Extracted material
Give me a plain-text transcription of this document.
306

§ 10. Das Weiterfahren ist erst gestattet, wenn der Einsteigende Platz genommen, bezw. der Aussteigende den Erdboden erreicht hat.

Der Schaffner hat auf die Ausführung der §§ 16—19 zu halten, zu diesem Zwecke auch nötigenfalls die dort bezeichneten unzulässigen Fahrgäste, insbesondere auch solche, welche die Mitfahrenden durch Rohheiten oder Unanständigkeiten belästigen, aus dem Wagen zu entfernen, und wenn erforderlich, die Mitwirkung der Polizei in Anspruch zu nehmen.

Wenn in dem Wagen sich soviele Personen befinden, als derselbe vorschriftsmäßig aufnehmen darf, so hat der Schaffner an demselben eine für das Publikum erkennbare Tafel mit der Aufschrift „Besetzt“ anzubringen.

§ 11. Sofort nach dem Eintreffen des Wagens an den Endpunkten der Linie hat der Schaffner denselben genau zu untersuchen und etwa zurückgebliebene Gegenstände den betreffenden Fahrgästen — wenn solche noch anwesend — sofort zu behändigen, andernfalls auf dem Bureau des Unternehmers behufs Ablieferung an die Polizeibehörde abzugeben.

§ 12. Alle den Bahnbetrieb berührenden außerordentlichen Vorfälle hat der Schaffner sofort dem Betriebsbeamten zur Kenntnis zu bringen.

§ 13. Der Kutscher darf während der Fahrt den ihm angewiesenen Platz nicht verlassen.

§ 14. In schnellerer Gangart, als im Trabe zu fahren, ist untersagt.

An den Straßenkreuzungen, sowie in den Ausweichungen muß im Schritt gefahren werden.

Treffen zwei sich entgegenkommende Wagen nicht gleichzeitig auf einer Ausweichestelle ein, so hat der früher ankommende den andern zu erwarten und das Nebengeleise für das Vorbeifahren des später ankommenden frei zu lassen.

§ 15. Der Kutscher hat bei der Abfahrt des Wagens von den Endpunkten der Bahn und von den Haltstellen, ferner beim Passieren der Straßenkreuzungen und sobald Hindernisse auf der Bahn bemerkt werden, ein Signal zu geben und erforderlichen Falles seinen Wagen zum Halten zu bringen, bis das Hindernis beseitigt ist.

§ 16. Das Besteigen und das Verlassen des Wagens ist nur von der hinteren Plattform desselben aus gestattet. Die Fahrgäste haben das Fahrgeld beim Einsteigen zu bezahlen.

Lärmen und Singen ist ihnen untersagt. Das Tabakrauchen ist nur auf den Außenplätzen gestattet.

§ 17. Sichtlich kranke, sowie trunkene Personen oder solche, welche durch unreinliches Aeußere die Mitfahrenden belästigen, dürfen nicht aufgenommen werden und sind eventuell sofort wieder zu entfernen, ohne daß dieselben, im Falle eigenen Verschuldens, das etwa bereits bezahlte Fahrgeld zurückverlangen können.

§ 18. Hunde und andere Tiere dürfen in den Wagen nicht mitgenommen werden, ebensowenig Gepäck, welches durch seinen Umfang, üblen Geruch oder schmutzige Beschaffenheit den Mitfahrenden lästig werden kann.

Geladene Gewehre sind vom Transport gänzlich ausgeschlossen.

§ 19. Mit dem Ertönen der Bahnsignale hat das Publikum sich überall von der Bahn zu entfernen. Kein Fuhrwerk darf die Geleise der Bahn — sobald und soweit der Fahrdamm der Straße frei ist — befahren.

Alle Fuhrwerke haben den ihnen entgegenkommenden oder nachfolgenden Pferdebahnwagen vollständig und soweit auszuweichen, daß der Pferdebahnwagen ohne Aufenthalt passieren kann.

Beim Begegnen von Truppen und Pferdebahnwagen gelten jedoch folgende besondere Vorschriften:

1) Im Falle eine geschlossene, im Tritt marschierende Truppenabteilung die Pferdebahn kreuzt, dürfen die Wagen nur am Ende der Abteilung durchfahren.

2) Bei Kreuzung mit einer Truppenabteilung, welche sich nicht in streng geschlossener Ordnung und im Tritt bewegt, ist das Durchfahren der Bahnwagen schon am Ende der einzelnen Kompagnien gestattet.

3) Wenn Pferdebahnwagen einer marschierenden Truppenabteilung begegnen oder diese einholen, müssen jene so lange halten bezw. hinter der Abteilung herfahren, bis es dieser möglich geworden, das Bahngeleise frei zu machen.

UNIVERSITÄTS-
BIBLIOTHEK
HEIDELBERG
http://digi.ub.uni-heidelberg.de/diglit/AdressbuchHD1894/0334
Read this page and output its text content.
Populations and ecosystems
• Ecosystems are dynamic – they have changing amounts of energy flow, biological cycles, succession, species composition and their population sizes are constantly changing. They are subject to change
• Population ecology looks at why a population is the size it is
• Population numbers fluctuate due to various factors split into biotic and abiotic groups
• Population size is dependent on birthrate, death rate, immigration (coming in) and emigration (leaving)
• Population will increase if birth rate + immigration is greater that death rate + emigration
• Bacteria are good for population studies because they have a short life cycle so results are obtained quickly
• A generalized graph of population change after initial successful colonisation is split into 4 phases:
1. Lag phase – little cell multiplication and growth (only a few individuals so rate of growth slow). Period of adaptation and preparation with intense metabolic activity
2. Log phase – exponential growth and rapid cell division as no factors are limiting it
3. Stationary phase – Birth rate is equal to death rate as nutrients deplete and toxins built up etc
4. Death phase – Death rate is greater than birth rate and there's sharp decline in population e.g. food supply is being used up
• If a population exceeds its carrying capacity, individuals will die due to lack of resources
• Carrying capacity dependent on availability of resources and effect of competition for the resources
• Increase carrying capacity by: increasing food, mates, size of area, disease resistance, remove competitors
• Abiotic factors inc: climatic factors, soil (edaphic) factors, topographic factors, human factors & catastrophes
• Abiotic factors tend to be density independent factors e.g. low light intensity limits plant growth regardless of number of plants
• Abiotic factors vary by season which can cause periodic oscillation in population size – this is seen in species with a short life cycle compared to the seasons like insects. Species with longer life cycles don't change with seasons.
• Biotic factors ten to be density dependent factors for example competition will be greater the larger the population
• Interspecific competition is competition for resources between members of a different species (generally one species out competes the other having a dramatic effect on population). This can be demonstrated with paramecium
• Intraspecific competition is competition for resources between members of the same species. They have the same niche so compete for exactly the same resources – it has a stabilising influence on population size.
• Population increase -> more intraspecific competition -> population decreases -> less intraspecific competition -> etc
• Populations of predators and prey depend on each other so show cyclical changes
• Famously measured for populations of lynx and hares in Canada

Task item
The listing above has to be repeated exactly, down to the last line.

Result of this exercise
Give me a plain-text transcription of this document.
306

§ 10. Das Weiterfahren ist erst gestattet, wenn der Einsteigende Platz genommen, bezw. der Aussteigende den Erdboden erreicht hat.

Der Schaffner hat auf die Ausführung der §§ 16—19 zu halten, zu diesem Zwecke auch nötigenfalls die dort bezeichneten unzulässigen Fahrgäste, insbesondere auch solche, welche die Mitfahrenden durch Rohheiten oder Unanständigkeiten belästigen, aus dem Wagen zu entfernen, und wenn erforderlich, die Mitwirkung der Polizei in Anspruch zu nehmen.

Wenn in dem Wagen sich soviele Personen befinden, als derselbe vorschriftsmäßig aufnehmen darf, so hat der Schaffner an demselben eine für das Publikum erkennbare Tafel mit der Aufschrift „Besetzt“ anzubringen.

§ 11. Sofort nach dem Eintreffen des Wagens an den Endpunkten der Linie hat der Schaffner denselben genau zu untersuchen und etwa zurückgebliebene Gegenstände den betreffenden Fahrgästen — wenn solche noch anwesend — sofort zu behändigen, andernfalls auf dem Bureau des Unternehmers behufs Ablieferung an die Polizeibehörde abzugeben.

§ 12. Alle den Bahnbetrieb berührenden außerordentlichen Vorfälle hat der Schaffner sofort dem Betriebsbeamten zur Kenntnis zu bringen.

§ 13. Der Kutscher darf während der Fahrt den ihm angewiesenen Platz nicht verlassen.

§ 14. In schnellerer Gangart, als im Trabe zu fahren, ist untersagt.

An den Straßenkreuzungen, sowie in den Ausweichungen muß im Schritt gefahren werden.

Treffen zwei sich entgegenkommende Wagen nicht gleichzeitig auf einer Ausweichestelle ein, so hat der früher ankommende den andern zu erwarten und das Nebengeleise für das Vorbeifahren des später ankommenden frei zu lassen.

§ 15. Der Kutscher hat bei der Abfahrt des Wagens von den Endpunkten der Bahn und von den Haltstellen, ferner beim Passieren der Straßenkreuzungen und sobald Hindernisse auf der Bahn bemerkt werden, ein Signal zu geben und erforderlichen Falles seinen Wagen zum Halten zu bringen, bis das Hindernis beseitigt ist.

§ 16. Das Besteigen und das Verlassen des Wagens ist nur von der hinteren Plattform desselben aus gestattet. Die Fahrgäste haben das Fahrgeld beim Einsteigen zu bezahlen.

Lärmen und Singen ist ihnen untersagt. Das Tabakrauchen ist nur auf den Außenplätzen gestattet.

§ 17. Sichtlich kranke, sowie trunkene Personen oder solche, welche durch unreinliches Aeußere die Mitfahrenden belästigen, dürfen nicht aufgenommen werden und sind eventuell sofort wieder zu entfernen, ohne daß dieselben, im Falle eigenen Verschuldens, das etwa bereits bezahlte Fahrgeld zurückverlangen können.

§ 18. Hunde und andere Tiere dürfen in den Wagen nicht mitgenommen werden, ebensowenig Gepäck, welches durch seinen Umfang, üblen Geruch oder schmutzige Beschaffenheit den Mitfahrenden lästig werden kann.

Geladene Gewehre sind vom Transport gänzlich ausgeschlossen.

§ 19. Mit dem Ertönen der Bahnsignale hat das Publikum sich überall von der Bahn zu entfernen. Kein Fuhrwerk darf die Geleise der Bahn — sobald und soweit der Fahrdamm der Straße frei ist — befahren.

Alle Fuhrwerke haben den ihnen entgegenkommenden oder nachfolgenden Pferdebahnwagen vollständig und soweit auszuweichen, daß der Pferdebahnwagen ohne Aufenthalt passieren kann.

Beim Begegnen von Truppen und Pferdebahnwagen gelten jedoch folgende besondere Vorschriften:

1) Im Falle eine geschlossene, im Tritt marschierende Truppenabteilung die Pferdebahn kreuzt, dürfen die Wagen nur am Ende der Abteilung durchfahren.

2) Bei Kreuzung mit einer Truppenabteilung, welche sich nicht in streng geschlossener Ordnung und im Tritt bewegt, ist das Durchfahren der Bahnwagen schon am Ende der einzelnen Kompagnien gestattet.

3) Wenn Pferdebahnwagen einer marschierenden Truppenabteilung begegnen oder diese einholen, müssen jene so lange halten bezw. hinter der Abteilung herfahren, bis es dieser möglich geworden, das Bahngeleise frei zu machen.

UNIVERSITÄTS-
BIBLIOTHEK
HEIDELBERG
http://digi.ub.uni-heidelberg.de/diglit/AdressbuchHD1894/0334
Read this page and output its text content.
Populations and ecosystems
• Ecosystems are dynamic – they have changing amounts of energy flow, biological cycles, succession, species composition and their population sizes are constantly changing. They are subject to change
• Population ecology looks at why a population is the size it is
• Population numbers fluctuate due to various factors split into biotic and abiotic groups
• Population size is dependent on birthrate, death rate, immigration (coming in) and emigration (leaving)
• Population will increase if birth rate + immigration is greater that death rate + emigration
• Bacteria are good for population studies because they have a short life cycle so results are obtained quickly
• A generalized graph of population change after initial successful colonisation is split into 4 phases:
1. Lag phase – little cell multiplication and growth (only a few individuals so rate of growth slow). Period of adaptation and preparation with intense metabolic activity
2. Log phase – exponential growth and rapid cell division as no factors are limiting it
3. Stationary phase – Birth rate is equal to death rate as nutrients deplete and toxins built up etc
4. Death phase – Death rate is greater than birth rate and there's sharp decline in population e.g. food supply is being used up
• If a population exceeds its carrying capacity, individuals will die due to lack of resources
• Carrying capacity dependent on availability of resources and effect of competition for the resources
• Increase carrying capacity by: increasing food, mates, size of area, disease resistance, remove competitors
• Abiotic factors inc: climatic factors, soil (edaphic) factors, topographic factors, human factors & catastrophes
• Abiotic factors tend to be density independent factors e.g. low light intensity limits plant growth regardless of number of plants
• Abiotic factors vary by season which can cause periodic oscillation in population size – this is seen in species with a short life cycle compared to the seasons like insects. Species with longer life cycles don't change with seasons.
• Biotic factors ten to be density dependent factors for example competition will be greater the larger the population
• Interspecific competition is competition for resources between members of a different species (generally one species out competes the other having a dramatic effect on population). This can be demonstrated with paramecium
• Intraspecific competition is competition for resources between members of the same species. They have the same niche so compete for exactly the same resources – it has a stabilising influence on population size.
• Population increase -> more intraspecific competition -> population decreases -> less intraspecific competition -> etc
• Populations of predators and prey depend on each other so show cyclical changes
• Famously measured for populations of lynx and hares in Canada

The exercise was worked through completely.